» **Your task**
Write every line out verbatim and omit the pictures.
__________
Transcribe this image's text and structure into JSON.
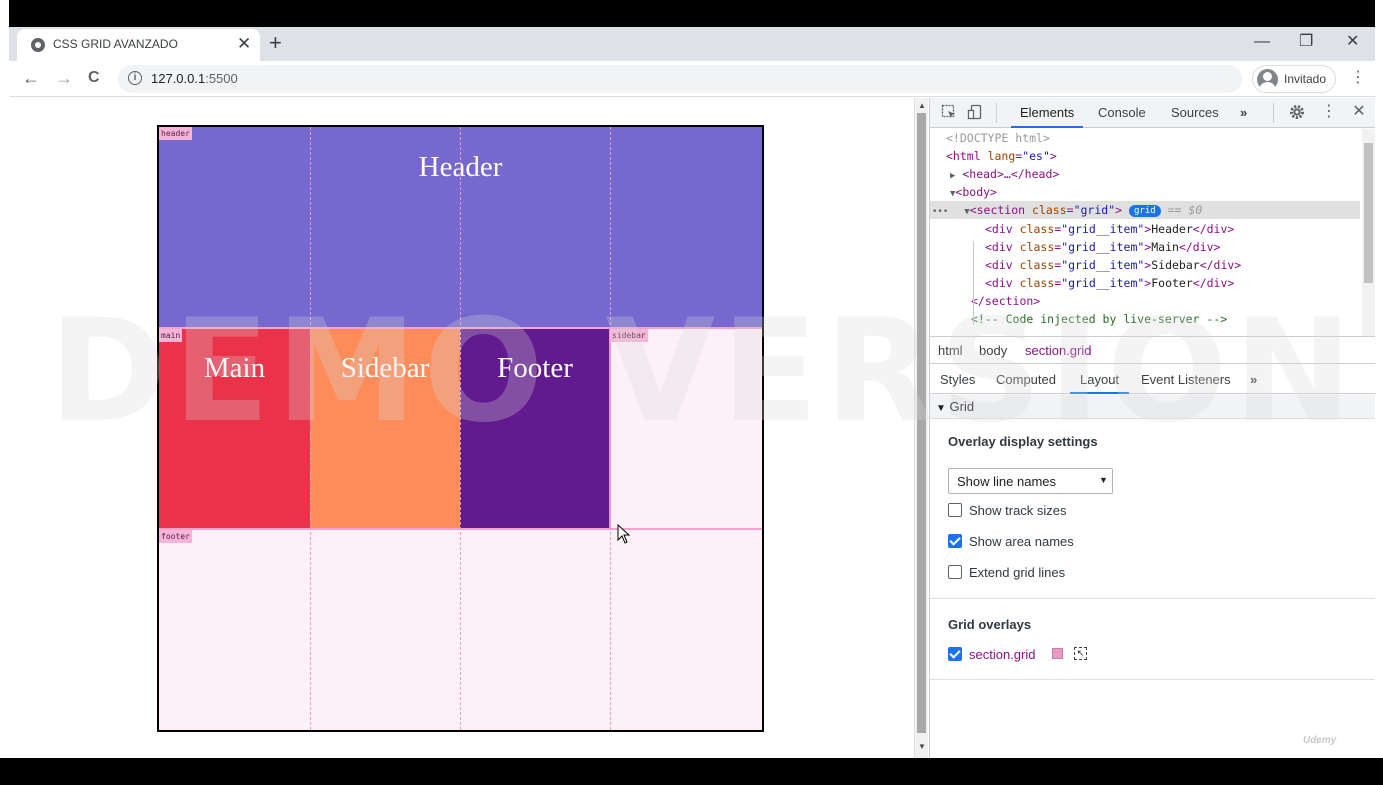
{
  "browser": {
    "tab_title": "CSS GRID AVANZADO",
    "tab_close": "✕",
    "new_tab": "+",
    "minimize": "—",
    "restore": "❐",
    "close": "✕",
    "back": "←",
    "forward": "→",
    "reload": "C",
    "url_host": "127.0.0.1",
    "url_port": ":5500",
    "profile_name": "Invitado",
    "menu": "⋮"
  },
  "page": {
    "cells": {
      "header": "Header",
      "main": "Main",
      "sidebar": "Sidebar",
      "footer": "Footer"
    },
    "area_names": {
      "header": "header",
      "main": "main",
      "sidebar": "sidebar",
      "footer": "footer"
    },
    "watermark": "DEMO VERSION"
  },
  "devtools": {
    "tabs": [
      "Elements",
      "Console",
      "Sources",
      "»"
    ],
    "dom": {
      "doctype": "<!DOCTYPE html>",
      "html_open_tag": "<html",
      "html_attr": "lang",
      "html_val": "\"es\"",
      "head": "<head>…</head>",
      "body": "<body>",
      "section_tag": "<section",
      "section_attr": "class",
      "section_val": "\"grid\"",
      "badge": "grid",
      "eq": "== $0",
      "div_tag": "<div",
      "div_attr": "class",
      "div_val": "\"grid__item\"",
      "div_close": "</div>",
      "items": [
        "Header",
        "Main",
        "Sidebar",
        "Footer"
      ],
      "section_close": "</section>",
      "comment": "<!-- Code injected by live-server -->",
      "dots": "•••"
    },
    "breadcrumbs": [
      "html",
      "body",
      "section.grid"
    ],
    "subtabs": [
      "Styles",
      "Computed",
      "Layout",
      "Event Listeners",
      "»"
    ],
    "layout": {
      "section_title": "Grid",
      "overlay_title": "Overlay display settings",
      "select_value": "Show line names",
      "checks": [
        {
          "label": "Show track sizes",
          "checked": false
        },
        {
          "label": "Show area names",
          "checked": true
        },
        {
          "label": "Extend grid lines",
          "checked": false
        }
      ],
      "grid_overlays_title": "Grid overlays",
      "overlay_item": "section.grid",
      "overlay_checked": true,
      "overlay_color": "#e99ac3"
    }
  },
  "watermark_brand": "Udemy",
  "colors": {
    "header": "#7668cf",
    "main": "#ea3349",
    "sidebar": "#fe8c5b",
    "footer": "#611b8e",
    "grid_bg": "#fdf1f7",
    "accent": "#1a73e8"
  }
}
__________
» **Solved problem**
Transcribe this image's text and structure into JSON.
{
  "browser": {
    "tab_title": "CSS GRID AVANZADO",
    "tab_close": "✕",
    "new_tab": "+",
    "minimize": "—",
    "restore": "❐",
    "close": "✕",
    "back": "←",
    "forward": "→",
    "reload": "C",
    "url_host": "127.0.0.1",
    "url_port": ":5500",
    "profile_name": "Invitado",
    "menu": "⋮"
  },
  "page": {
    "cells": {
      "header": "Header",
      "main": "Main",
      "sidebar": "Sidebar",
      "footer": "Footer"
    },
    "area_names": {
      "header": "header",
      "main": "main",
      "sidebar": "sidebar",
      "footer": "footer"
    },
    "watermark": "DEMO VERSION"
  },
  "devtools": {
    "tabs": [
      "Elements",
      "Console",
      "Sources",
      "»"
    ],
    "dom": {
      "doctype": "<!DOCTYPE html>",
      "html_open_tag": "<html",
      "html_attr": "lang",
      "html_val": "\"es\"",
      "head": "<head>…</head>",
      "body": "<body>",
      "section_tag": "<section",
      "section_attr": "class",
      "section_val": "\"grid\"",
      "badge": "grid",
      "eq": "== $0",
      "div_tag": "<div",
      "div_attr": "class",
      "div_val": "\"grid__item\"",
      "div_close": "</div>",
      "items": [
        "Header",
        "Main",
        "Sidebar",
        "Footer"
      ],
      "section_close": "</section>",
      "comment": "<!-- Code injected by live-server -->",
      "dots": "•••"
    },
    "breadcrumbs": [
      "html",
      "body",
      "section.grid"
    ],
    "subtabs": [
      "Styles",
      "Computed",
      "Layout",
      "Event Listeners",
      "»"
    ],
    "layout": {
      "section_title": "Grid",
      "overlay_title": "Overlay display settings",
      "select_value": "Show line names",
      "checks": [
        {
          "label": "Show track sizes",
          "checked": false
        },
        {
          "label": "Show area names",
          "checked": true
        },
        {
          "label": "Extend grid lines",
          "checked": false
        }
      ],
      "grid_overlays_title": "Grid overlays",
      "overlay_item": "section.grid",
      "overlay_checked": true,
      "overlay_color": "#e99ac3"
    }
  },
  "watermark_brand": "Udemy",
  "colors": {
    "header": "#7668cf",
    "main": "#ea3349",
    "sidebar": "#fe8c5b",
    "footer": "#611b8e",
    "grid_bg": "#fdf1f7",
    "accent": "#1a73e8"
  }
}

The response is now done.